[Stored data entries]
────
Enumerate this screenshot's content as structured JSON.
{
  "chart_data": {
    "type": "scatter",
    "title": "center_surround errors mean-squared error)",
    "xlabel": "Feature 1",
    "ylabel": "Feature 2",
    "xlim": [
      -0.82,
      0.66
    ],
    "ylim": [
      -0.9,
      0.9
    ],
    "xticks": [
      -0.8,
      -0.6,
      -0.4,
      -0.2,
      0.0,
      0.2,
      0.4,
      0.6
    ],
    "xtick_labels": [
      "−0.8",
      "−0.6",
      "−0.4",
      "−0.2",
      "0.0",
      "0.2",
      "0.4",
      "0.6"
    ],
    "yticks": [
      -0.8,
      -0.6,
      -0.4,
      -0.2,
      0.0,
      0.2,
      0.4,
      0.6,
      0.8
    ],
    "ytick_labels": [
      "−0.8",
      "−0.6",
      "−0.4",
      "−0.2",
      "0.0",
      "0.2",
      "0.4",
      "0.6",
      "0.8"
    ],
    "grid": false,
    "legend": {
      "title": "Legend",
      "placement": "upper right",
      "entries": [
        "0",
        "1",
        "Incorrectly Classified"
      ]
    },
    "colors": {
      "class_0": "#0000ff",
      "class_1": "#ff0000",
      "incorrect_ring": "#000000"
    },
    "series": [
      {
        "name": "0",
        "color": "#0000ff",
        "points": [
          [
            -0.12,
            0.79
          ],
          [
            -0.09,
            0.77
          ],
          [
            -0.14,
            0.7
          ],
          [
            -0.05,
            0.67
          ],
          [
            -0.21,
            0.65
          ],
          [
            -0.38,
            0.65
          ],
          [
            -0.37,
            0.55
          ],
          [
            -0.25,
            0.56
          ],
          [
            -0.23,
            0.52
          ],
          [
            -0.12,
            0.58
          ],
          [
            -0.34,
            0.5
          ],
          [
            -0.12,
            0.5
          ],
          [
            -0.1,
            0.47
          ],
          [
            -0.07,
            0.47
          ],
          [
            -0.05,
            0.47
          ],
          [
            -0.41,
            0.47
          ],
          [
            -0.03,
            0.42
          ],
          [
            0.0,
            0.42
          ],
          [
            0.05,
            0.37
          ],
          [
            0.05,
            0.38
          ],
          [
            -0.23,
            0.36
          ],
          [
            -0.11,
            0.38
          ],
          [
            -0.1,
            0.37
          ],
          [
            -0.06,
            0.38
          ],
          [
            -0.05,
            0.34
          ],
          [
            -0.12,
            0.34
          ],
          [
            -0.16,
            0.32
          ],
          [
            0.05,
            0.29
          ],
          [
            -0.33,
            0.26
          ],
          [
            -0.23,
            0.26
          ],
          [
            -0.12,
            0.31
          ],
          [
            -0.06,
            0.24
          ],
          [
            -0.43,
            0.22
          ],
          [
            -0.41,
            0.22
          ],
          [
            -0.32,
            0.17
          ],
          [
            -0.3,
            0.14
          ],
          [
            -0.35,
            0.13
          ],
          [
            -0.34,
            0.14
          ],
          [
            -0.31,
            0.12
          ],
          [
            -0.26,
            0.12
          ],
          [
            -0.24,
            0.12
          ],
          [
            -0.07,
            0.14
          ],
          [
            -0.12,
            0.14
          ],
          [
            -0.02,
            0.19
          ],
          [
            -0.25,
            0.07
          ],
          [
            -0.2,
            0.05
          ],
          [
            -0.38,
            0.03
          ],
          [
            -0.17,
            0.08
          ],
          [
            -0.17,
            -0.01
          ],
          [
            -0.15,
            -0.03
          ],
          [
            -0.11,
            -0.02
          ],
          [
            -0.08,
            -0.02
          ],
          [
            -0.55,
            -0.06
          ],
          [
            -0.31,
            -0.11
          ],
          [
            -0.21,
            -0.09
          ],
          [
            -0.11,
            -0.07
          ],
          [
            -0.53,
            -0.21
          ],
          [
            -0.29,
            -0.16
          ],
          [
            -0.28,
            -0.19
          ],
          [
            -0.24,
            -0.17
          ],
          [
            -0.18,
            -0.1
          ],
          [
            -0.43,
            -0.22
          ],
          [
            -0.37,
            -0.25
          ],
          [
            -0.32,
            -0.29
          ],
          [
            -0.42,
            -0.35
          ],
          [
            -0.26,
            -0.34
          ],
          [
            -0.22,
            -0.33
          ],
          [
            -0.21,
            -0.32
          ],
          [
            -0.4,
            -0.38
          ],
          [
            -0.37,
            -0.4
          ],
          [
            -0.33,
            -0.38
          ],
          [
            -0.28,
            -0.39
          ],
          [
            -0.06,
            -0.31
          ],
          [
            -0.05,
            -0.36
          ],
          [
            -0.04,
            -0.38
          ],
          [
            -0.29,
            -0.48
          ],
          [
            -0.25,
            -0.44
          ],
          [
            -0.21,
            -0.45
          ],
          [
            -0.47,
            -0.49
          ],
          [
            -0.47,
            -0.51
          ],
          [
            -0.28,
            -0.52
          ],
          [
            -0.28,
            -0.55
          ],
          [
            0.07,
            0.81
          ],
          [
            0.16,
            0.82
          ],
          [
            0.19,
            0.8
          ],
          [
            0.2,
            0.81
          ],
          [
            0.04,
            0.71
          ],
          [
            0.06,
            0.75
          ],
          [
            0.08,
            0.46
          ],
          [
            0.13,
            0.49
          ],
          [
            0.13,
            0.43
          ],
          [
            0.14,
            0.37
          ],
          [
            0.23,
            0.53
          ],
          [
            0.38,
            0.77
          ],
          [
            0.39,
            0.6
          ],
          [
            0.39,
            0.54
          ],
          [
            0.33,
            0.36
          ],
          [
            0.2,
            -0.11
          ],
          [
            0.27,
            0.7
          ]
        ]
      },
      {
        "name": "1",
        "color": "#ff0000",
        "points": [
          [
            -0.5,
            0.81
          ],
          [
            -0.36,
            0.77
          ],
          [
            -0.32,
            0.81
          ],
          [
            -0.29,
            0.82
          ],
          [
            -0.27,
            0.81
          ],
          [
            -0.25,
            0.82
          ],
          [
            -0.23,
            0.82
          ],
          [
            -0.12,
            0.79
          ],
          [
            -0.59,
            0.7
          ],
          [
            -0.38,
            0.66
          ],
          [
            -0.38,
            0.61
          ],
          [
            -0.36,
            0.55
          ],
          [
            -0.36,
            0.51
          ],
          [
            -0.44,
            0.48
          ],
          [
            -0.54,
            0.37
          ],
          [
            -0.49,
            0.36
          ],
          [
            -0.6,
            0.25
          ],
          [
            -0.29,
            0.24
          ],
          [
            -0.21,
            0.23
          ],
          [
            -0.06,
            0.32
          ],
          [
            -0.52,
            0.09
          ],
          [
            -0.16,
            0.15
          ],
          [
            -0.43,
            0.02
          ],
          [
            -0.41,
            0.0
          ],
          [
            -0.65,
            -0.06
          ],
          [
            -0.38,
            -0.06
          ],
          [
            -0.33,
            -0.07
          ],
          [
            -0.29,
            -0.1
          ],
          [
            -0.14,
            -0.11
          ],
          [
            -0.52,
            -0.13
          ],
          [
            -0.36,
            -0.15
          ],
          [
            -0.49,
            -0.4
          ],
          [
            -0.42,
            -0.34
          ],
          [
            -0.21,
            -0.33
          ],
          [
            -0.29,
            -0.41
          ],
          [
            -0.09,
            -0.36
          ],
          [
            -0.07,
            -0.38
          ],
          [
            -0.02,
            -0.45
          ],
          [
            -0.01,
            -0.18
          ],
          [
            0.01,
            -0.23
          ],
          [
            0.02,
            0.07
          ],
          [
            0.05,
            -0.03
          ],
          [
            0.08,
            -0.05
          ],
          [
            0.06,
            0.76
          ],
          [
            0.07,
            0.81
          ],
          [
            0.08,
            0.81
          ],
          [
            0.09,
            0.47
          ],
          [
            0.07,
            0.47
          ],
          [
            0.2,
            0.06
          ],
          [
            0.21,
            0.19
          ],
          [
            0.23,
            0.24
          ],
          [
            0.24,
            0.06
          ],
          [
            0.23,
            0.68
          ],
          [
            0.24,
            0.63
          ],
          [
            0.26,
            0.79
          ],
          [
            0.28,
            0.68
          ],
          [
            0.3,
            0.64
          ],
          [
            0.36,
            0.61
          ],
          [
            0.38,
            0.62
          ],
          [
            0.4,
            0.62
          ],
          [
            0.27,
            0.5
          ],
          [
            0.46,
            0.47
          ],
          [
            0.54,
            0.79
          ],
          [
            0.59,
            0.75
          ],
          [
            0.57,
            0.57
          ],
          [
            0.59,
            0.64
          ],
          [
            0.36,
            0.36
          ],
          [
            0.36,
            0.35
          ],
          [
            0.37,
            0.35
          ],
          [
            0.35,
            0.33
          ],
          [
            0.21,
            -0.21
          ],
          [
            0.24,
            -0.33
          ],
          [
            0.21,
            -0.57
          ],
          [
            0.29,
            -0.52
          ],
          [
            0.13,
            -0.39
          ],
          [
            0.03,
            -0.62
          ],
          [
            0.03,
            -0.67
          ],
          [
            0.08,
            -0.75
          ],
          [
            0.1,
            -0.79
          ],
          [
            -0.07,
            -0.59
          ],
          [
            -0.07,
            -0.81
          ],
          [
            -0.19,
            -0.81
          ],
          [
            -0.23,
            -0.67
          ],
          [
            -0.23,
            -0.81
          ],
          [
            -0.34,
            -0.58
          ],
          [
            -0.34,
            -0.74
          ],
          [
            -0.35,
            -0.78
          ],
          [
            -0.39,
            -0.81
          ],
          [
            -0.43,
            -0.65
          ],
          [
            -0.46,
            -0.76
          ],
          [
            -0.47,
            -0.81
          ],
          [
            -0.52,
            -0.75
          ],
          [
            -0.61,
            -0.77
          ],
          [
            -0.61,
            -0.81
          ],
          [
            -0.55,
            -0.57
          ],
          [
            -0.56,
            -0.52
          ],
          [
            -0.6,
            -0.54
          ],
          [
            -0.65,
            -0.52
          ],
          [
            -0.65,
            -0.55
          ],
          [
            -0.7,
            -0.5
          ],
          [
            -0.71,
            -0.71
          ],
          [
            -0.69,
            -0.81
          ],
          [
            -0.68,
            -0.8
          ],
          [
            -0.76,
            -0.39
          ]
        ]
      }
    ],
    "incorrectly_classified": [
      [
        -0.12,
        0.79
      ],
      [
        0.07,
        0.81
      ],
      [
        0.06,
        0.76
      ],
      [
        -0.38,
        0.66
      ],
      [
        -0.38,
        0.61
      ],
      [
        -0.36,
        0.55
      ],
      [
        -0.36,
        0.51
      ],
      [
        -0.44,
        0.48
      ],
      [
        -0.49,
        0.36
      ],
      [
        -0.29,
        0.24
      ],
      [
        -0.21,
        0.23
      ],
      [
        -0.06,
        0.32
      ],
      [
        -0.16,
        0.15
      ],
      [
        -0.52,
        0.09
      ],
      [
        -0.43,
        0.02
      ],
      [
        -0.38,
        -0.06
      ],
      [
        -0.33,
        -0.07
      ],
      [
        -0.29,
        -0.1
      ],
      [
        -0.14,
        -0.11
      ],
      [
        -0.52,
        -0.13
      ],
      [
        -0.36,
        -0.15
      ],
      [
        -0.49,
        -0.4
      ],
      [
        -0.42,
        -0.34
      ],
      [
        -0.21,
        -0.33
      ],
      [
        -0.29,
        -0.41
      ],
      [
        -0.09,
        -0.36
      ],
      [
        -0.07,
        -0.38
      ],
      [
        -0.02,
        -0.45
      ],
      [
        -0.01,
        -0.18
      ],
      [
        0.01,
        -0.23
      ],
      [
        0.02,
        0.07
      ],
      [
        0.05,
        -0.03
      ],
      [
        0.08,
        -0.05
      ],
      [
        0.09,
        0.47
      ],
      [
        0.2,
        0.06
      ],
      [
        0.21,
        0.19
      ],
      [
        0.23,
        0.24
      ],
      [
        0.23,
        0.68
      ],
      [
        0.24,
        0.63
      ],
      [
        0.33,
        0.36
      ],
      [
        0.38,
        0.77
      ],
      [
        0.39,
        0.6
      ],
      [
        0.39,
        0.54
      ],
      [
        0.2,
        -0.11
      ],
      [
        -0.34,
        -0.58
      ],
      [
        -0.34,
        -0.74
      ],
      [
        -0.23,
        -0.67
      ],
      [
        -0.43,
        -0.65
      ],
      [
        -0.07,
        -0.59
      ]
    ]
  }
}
────
WHAT YOU NEED TO DO:
Every line that holds the word "title" should be extracted.

EXERCISE ANSWER:
    "title": "center_surround errors mean-squared error)",
      "title": "Legend",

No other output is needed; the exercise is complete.